Find the lines of data that contain the string "JSON", then list them.

==== EXTRACTED RECORDS ====

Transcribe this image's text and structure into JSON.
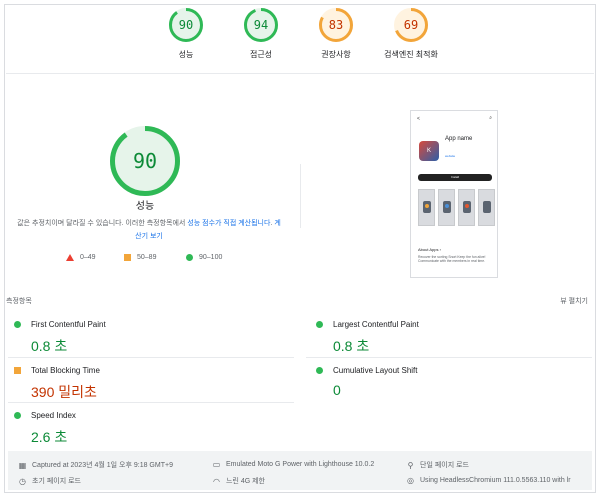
{
  "top_scores": [
    {
      "score": "90",
      "label": "성능",
      "value": 0.9,
      "color": "#0c8a37",
      "track": "#e6f4ea",
      "stroke": "#2fb956"
    },
    {
      "score": "94",
      "label": "접근성",
      "value": 0.94,
      "color": "#0c8a37",
      "track": "#e6f4ea",
      "stroke": "#2fb956"
    },
    {
      "score": "83",
      "label": "권장사항",
      "value": 0.83,
      "color": "#c33300",
      "track": "#fff3e0",
      "stroke": "#f2a53a"
    },
    {
      "score": "69",
      "label": "검색엔진 최적화",
      "value": 0.69,
      "color": "#c33300",
      "track": "#fff3e0",
      "stroke": "#f2a53a"
    }
  ],
  "main": {
    "score": "90",
    "value": 0.9,
    "title": "성능",
    "disclaimer_prefix": "값은 추정치이며 달라질 수 있습니다. 이러한 측정항목에서 ",
    "disclaimer_link1": "성능 점수가 직접 계산됩니다",
    "disclaimer_suffix": ". ",
    "disclaimer_link2": "계산기 보기"
  },
  "legend": [
    {
      "label": "0–49",
      "shape": "triangle",
      "color": "#eb3f32"
    },
    {
      "label": "50–89",
      "shape": "square",
      "color": "#f2a53a"
    },
    {
      "label": "90–100",
      "shape": "circle",
      "color": "#2fb956"
    }
  ],
  "phone_preview": {
    "back": "<",
    "search": "⌕",
    "app_name": "App name",
    "app_letter": "K",
    "app_link": "website",
    "install": "Install",
    "about": "About Apps  ›",
    "description": "Recover the sorting Snort Keep the fun alive! Communicate with the members in real time."
  },
  "metrics_header": "측정항목",
  "view_toggle": "뷰 펼치기",
  "metrics": [
    {
      "name": "First Contentful Paint",
      "value": "0.8 초",
      "status": "good"
    },
    {
      "name": "Largest Contentful Paint",
      "value": "0.8 초",
      "status": "good"
    },
    {
      "name": "Total Blocking Time",
      "value": "390 밀리초",
      "status": "average"
    },
    {
      "name": "Cumulative Layout Shift",
      "value": "0",
      "status": "good"
    },
    {
      "name": "Speed Index",
      "value": "2.6 초",
      "status": "good"
    }
  ],
  "footer": {
    "captured": "Captured at 2023년 4월 1일 오후 9:18 GMT+9",
    "device": "Emulated Moto G Power with Lighthouse 10.0.2",
    "session": "단일 페이지 로드",
    "initial": "초기 페이지 로드",
    "network": "느린 4G 제한",
    "browser": "Using HeadlessChromium 111.0.5563.110 with lr"
  }
}
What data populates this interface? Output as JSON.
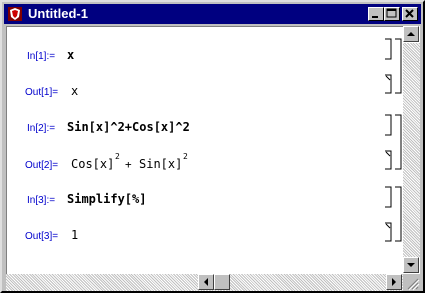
{
  "window": {
    "title": "Untitled-1"
  },
  "cells": [
    {
      "label": "In[1]:=",
      "expr": "x"
    },
    {
      "label": "Out[1]=",
      "expr": "x"
    },
    {
      "label": "In[2]:=",
      "expr": "Sin[x]^2+Cos[x]^2"
    },
    {
      "label": "Out[2]=",
      "expr_a": "Cos[x]",
      "sup_a": "2",
      "plus": "+",
      "expr_b": "Sin[x]",
      "sup_b": "2"
    },
    {
      "label": "In[3]:=",
      "expr": "Simplify[%]"
    },
    {
      "label": "Out[3]=",
      "expr": "1"
    }
  ],
  "icons": [
    "app-icon",
    "minimize-icon",
    "maximize-icon",
    "close-icon",
    "scroll-up-icon",
    "scroll-down-icon",
    "scroll-left-icon",
    "scroll-right-icon"
  ]
}
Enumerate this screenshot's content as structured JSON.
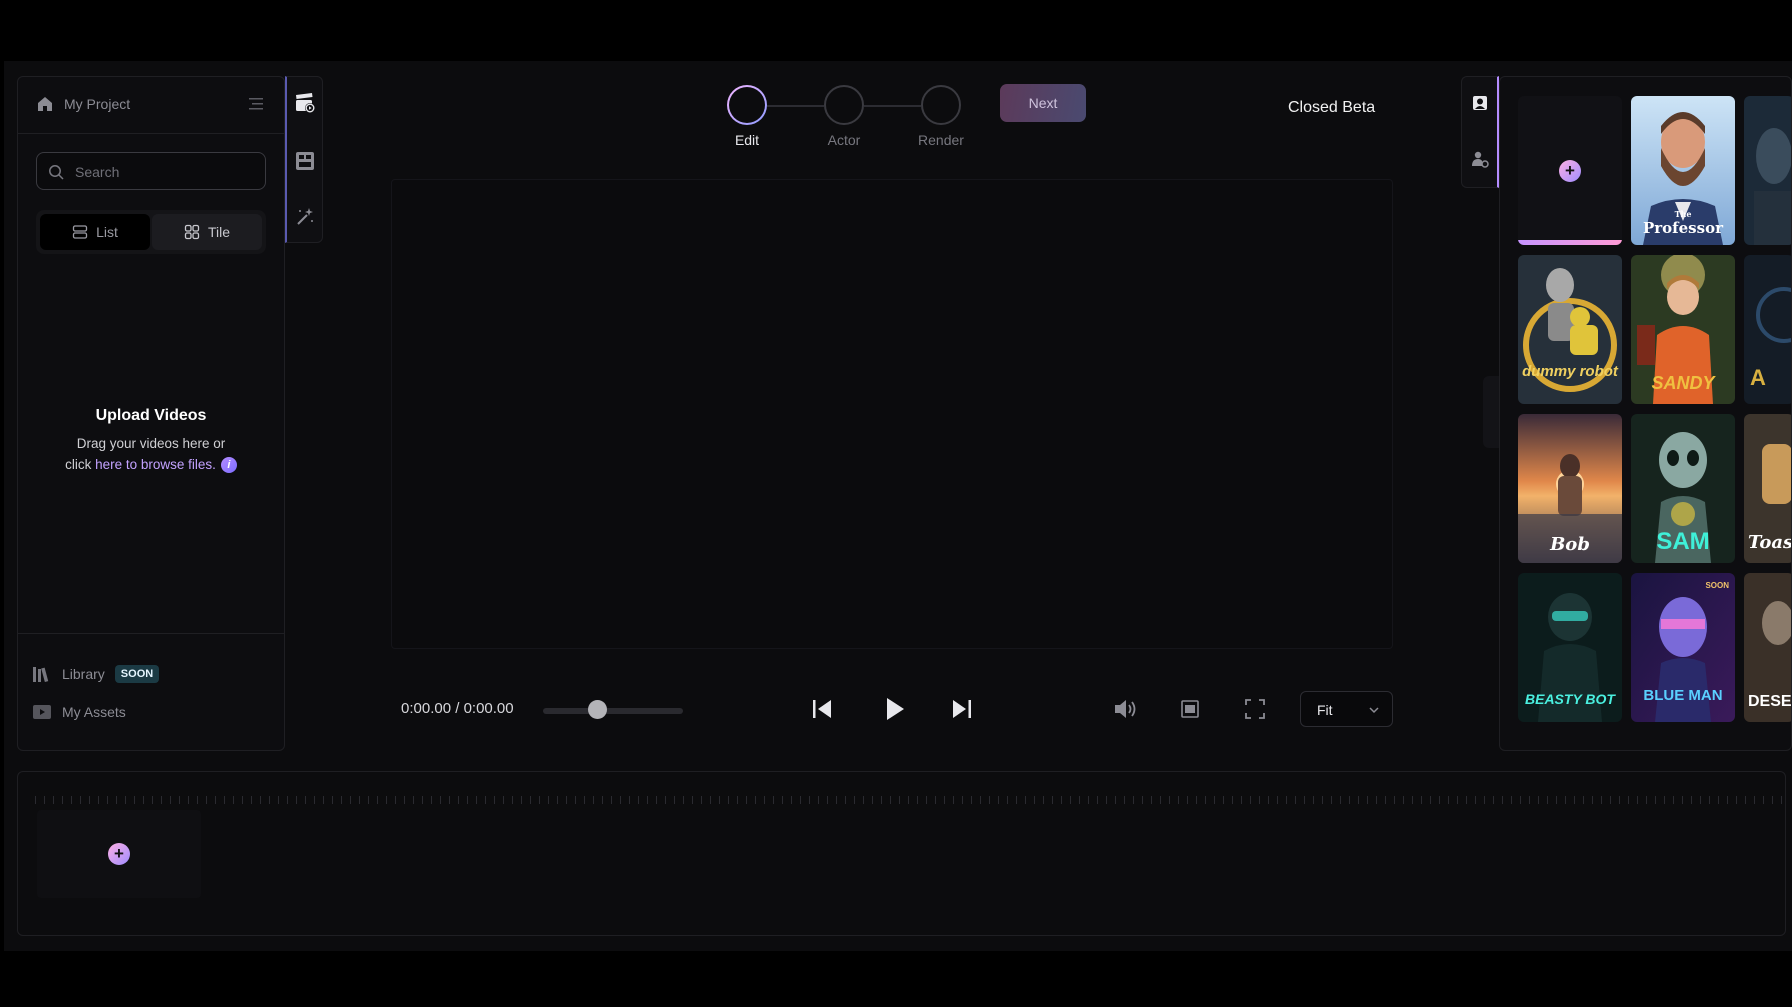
{
  "project": {
    "title": "My Project"
  },
  "search": {
    "placeholder": "Search"
  },
  "view_toggle": {
    "list_label": "List",
    "tile_label": "Tile"
  },
  "upload": {
    "title": "Upload Videos",
    "line1": "Drag your videos here or",
    "line2_prefix": "click ",
    "link_text": "here to browse files.",
    "info_icon": "i"
  },
  "library": {
    "label": "Library",
    "badge": "SOON"
  },
  "assets": {
    "label": "My Assets"
  },
  "stepper": {
    "steps": [
      {
        "label": "Edit",
        "active": true
      },
      {
        "label": "Actor",
        "active": false
      },
      {
        "label": "Render",
        "active": false
      }
    ],
    "next_label": "Next"
  },
  "beta_label": "Closed Beta",
  "player": {
    "current_time": "0:00.00",
    "separator": "/",
    "total_time": "0:00.00",
    "scrub_position": 0.39,
    "fit_value": "Fit"
  },
  "actors": {
    "cards": [
      {
        "name": "The Professor",
        "display_small": "The",
        "display_big": "Professor"
      },
      {
        "name": "dummy robot",
        "display": "dummy robot"
      },
      {
        "name": "SANDY",
        "display": "SANDY"
      },
      {
        "name": "Bob",
        "display": "Bob"
      },
      {
        "name": "SAM",
        "display": "SAM"
      },
      {
        "name": "BEASTY BOT",
        "display": "BEASTY BOT"
      },
      {
        "name": "BLUE MAN",
        "display": "BLUE MAN",
        "tag": "SOON"
      }
    ],
    "partial_cards": [
      {
        "display": "A"
      },
      {
        "display": "Toas"
      },
      {
        "display": "DESE"
      }
    ]
  },
  "colors": {
    "accent_gradient_start": "#f3b6ff",
    "accent_gradient_end": "#8e9bff",
    "badge_bg": "#1b3a44",
    "link": "#c3a2ff"
  },
  "icons": [
    "home-icon",
    "menu-icon",
    "search-icon",
    "list-icon",
    "tile-icon",
    "clapperboard-icon",
    "layout-icon",
    "magic-wand-icon",
    "skip-back-icon",
    "play-icon",
    "skip-forward-icon",
    "volume-icon",
    "aspect-icon",
    "fullscreen-icon",
    "chevron-down-icon",
    "actor-icon",
    "actor-settings-icon",
    "plus-icon"
  ]
}
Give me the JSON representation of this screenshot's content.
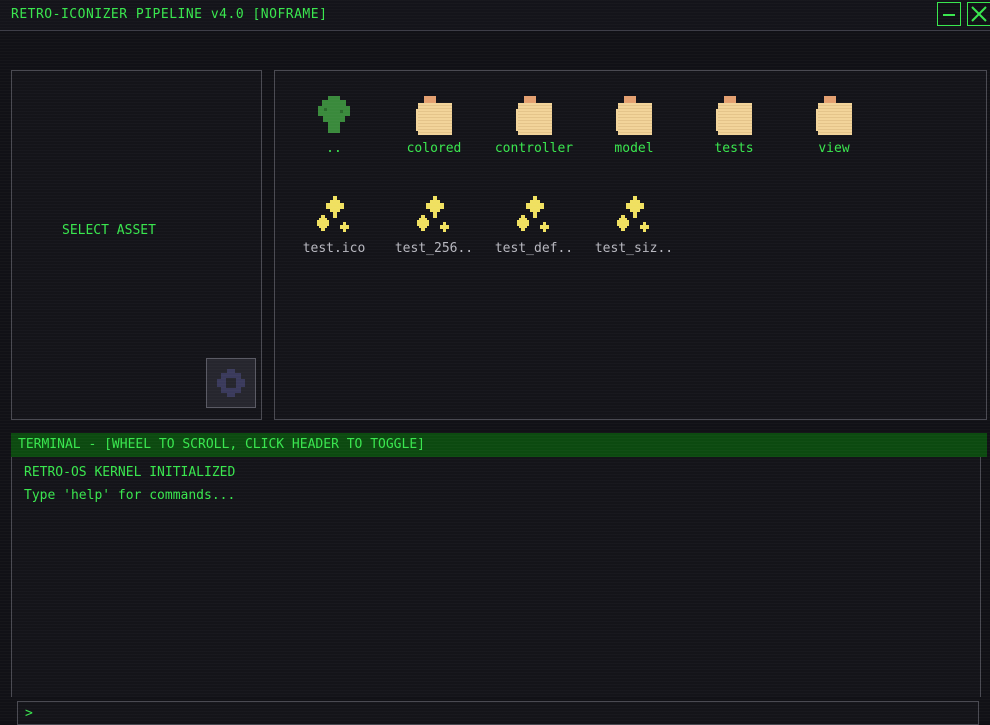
{
  "window": {
    "title": "RETRO-ICONIZER PIPELINE v4.0 [NOFRAME]",
    "minimize_icon": "minimize-icon",
    "close_icon": "close-icon"
  },
  "left_panel": {
    "select_label": "SELECT ASSET",
    "settings_icon": "gear-icon"
  },
  "browser": {
    "items": [
      {
        "label": "..",
        "kind": "parent-folder",
        "icon": "tree-icon",
        "color": "#3a8a3c"
      },
      {
        "label": "colored",
        "kind": "folder",
        "icon": "folder-icon",
        "color": "#f2d49a"
      },
      {
        "label": "controller",
        "kind": "folder",
        "icon": "folder-icon",
        "color": "#f2d49a"
      },
      {
        "label": "model",
        "kind": "folder",
        "icon": "folder-icon",
        "color": "#f2d49a"
      },
      {
        "label": "tests",
        "kind": "folder",
        "icon": "folder-icon",
        "color": "#f2d49a"
      },
      {
        "label": "view",
        "kind": "folder",
        "icon": "folder-icon",
        "color": "#f2d49a"
      },
      {
        "label": "test.ico",
        "kind": "file",
        "icon": "sparkle-icon",
        "color": "#f0e060"
      },
      {
        "label": "test_256..",
        "kind": "file",
        "icon": "sparkle-icon",
        "color": "#f0e060"
      },
      {
        "label": "test_def..",
        "kind": "file",
        "icon": "sparkle-icon",
        "color": "#f0e060"
      },
      {
        "label": "test_siz..",
        "kind": "file",
        "icon": "sparkle-icon",
        "color": "#f0e060"
      }
    ]
  },
  "terminal": {
    "header": "TERMINAL - [WHEEL TO SCROLL, CLICK HEADER TO TOGGLE]",
    "lines": [
      "RETRO-OS KERNEL INITIALIZED",
      "Type 'help' for commands..."
    ],
    "prompt": ">",
    "input_value": ""
  },
  "colors": {
    "accent": "#39e64e",
    "background": "#111116",
    "terminal_header": "#0c4a10",
    "folder": "#f2d49a",
    "folder_tab": "#e4a070",
    "file_sparkle": "#f0e060",
    "parent_tree": "#3a8a3c"
  }
}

====

## SOLUTION BELOW
Transcribe this image's text and structure into JSON.
What data populates this interface? Output as JSON.
Enumerate this screenshot's content as structured JSON.
Give me the JSON representation of this screenshot's content.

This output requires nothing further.